>> Begin AVAILABLE DATA

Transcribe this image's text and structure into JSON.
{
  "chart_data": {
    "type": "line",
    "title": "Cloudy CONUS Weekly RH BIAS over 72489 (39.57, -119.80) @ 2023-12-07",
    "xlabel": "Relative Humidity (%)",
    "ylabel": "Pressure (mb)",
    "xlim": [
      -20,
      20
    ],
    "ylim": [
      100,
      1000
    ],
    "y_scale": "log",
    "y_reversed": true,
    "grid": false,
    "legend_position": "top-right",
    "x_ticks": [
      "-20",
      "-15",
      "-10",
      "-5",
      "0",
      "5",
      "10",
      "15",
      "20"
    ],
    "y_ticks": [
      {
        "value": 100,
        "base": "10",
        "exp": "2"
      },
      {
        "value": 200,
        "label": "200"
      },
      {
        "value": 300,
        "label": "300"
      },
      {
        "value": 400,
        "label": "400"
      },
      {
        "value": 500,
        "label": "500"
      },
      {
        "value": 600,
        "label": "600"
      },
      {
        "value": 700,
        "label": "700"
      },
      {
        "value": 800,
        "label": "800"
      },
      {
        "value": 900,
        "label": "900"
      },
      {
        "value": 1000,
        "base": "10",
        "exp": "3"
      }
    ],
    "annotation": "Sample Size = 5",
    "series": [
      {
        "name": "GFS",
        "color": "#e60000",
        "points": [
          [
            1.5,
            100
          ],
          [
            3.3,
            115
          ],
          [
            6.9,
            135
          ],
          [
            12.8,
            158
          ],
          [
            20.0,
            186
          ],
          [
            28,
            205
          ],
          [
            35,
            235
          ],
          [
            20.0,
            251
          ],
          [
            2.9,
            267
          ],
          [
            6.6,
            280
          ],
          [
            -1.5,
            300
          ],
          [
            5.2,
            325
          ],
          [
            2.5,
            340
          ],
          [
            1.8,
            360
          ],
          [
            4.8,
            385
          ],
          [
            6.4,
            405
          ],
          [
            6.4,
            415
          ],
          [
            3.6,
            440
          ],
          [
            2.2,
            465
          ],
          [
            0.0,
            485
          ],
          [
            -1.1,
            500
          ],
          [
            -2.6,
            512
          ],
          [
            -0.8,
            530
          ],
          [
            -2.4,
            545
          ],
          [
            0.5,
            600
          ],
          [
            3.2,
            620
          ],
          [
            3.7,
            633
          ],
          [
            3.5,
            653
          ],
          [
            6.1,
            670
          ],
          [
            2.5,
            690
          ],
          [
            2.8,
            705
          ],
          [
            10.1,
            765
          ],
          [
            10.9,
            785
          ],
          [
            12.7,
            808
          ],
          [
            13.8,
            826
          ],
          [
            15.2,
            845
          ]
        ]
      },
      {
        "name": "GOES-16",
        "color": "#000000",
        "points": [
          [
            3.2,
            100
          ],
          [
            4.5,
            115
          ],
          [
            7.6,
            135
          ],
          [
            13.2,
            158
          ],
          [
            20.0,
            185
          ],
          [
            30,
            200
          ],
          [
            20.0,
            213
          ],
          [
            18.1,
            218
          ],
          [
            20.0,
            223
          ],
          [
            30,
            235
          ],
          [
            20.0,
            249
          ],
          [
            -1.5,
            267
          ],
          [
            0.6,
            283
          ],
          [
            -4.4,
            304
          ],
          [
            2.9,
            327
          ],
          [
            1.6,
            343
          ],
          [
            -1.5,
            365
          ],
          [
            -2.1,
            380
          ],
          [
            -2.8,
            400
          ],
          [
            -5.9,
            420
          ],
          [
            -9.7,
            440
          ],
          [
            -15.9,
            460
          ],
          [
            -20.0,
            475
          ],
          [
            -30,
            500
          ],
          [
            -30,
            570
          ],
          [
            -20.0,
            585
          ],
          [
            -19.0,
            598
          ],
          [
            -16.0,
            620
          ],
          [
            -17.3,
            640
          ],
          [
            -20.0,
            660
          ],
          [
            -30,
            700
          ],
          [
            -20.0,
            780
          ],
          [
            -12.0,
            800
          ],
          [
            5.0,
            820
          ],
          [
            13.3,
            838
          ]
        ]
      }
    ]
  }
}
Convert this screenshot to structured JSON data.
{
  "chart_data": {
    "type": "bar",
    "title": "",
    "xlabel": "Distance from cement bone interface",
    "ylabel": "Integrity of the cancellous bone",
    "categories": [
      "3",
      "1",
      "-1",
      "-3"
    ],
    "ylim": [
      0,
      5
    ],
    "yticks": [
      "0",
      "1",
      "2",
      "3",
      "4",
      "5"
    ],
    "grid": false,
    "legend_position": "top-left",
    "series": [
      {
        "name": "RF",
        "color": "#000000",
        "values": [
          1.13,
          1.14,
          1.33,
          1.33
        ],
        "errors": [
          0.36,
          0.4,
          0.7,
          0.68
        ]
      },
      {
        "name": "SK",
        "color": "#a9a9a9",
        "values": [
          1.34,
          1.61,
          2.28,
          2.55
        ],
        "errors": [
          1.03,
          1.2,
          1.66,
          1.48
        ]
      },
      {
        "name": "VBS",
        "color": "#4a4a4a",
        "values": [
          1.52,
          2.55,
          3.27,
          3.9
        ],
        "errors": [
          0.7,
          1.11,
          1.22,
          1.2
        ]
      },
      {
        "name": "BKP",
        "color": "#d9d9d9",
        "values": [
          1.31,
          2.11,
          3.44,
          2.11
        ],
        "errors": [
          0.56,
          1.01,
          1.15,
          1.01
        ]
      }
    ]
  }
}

>> End AVAILABLE DATA

Please list every line of the records that contains "bone".

    "xlabel": "Distance from cement bone interface",
    "ylabel": "Integrity of the cancellous bone",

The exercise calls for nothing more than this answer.